● EXERCISE OBJECTIVE: Show each line of the data below that has the string "University" in it.

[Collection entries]
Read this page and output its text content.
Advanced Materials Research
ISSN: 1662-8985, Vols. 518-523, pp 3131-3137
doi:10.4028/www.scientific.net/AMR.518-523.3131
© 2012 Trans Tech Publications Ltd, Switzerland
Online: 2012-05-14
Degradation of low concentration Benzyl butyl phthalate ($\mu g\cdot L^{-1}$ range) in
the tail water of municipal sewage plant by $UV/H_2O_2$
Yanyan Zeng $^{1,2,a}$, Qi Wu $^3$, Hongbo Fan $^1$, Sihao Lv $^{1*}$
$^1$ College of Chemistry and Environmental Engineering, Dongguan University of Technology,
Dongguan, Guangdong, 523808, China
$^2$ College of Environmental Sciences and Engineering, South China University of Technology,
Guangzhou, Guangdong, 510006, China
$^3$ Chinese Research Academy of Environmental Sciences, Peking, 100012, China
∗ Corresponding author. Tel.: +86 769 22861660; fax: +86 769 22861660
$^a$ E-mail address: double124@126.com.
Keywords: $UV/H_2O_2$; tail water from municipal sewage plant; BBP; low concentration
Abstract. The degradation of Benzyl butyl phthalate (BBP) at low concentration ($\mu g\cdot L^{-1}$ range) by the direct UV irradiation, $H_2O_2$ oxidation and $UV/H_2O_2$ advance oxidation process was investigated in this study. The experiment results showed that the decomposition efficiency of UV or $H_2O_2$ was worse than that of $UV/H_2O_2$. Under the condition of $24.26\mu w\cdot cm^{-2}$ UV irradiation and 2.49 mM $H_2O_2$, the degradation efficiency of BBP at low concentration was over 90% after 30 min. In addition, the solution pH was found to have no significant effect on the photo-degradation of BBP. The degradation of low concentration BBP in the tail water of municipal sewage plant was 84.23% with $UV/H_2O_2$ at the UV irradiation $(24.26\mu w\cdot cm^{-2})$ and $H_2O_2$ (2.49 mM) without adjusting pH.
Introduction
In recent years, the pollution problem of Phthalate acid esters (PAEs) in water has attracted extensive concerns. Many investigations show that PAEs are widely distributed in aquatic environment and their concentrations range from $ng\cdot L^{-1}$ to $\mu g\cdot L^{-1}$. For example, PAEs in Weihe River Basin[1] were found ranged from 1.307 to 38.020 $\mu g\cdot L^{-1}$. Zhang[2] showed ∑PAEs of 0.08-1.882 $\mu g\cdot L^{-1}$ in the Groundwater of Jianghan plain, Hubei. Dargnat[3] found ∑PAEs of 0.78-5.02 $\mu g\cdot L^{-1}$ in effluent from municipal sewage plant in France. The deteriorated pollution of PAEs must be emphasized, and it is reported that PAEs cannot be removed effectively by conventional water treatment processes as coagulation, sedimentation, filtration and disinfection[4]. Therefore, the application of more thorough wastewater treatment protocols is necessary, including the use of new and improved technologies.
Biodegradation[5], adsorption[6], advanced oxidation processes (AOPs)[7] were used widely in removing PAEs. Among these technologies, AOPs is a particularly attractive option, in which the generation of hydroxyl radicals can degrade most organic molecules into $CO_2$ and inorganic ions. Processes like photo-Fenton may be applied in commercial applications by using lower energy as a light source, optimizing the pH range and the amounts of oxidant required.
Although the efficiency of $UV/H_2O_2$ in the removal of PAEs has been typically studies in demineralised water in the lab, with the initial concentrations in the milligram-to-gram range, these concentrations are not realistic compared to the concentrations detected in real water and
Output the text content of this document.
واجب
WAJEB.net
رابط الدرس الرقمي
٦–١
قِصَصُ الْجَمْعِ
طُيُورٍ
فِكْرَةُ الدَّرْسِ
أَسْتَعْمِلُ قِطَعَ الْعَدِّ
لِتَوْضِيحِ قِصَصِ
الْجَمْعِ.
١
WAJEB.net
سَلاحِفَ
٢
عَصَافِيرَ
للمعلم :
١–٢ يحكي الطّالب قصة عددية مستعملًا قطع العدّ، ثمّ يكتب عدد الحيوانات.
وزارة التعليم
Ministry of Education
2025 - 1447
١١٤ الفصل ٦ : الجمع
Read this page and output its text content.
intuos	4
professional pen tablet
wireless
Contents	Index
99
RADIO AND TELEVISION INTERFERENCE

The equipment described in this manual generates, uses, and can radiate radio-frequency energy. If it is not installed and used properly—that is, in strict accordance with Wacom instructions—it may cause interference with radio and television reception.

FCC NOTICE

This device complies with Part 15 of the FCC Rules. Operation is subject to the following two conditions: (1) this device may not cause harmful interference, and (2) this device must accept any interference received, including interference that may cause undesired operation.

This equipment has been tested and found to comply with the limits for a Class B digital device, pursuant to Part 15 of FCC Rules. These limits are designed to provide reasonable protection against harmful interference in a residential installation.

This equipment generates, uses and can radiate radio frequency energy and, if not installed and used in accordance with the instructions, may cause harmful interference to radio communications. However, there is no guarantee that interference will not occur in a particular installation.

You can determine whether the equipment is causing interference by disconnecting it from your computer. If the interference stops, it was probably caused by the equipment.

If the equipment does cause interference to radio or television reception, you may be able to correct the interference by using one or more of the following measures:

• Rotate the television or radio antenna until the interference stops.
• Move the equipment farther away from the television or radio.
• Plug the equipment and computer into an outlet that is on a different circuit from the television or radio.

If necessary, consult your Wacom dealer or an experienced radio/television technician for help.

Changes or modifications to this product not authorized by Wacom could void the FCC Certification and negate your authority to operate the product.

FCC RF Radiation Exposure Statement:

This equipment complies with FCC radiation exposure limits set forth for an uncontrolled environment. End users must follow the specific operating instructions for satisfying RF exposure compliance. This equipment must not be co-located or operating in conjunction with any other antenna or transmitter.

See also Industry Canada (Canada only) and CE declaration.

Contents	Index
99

● RIGHT ANSWER:
$^1$ College of Chemistry and Environmental Engineering, Dongguan University of Technology,
$^2$ College of Environmental Sciences and Engineering, South China University of Technology,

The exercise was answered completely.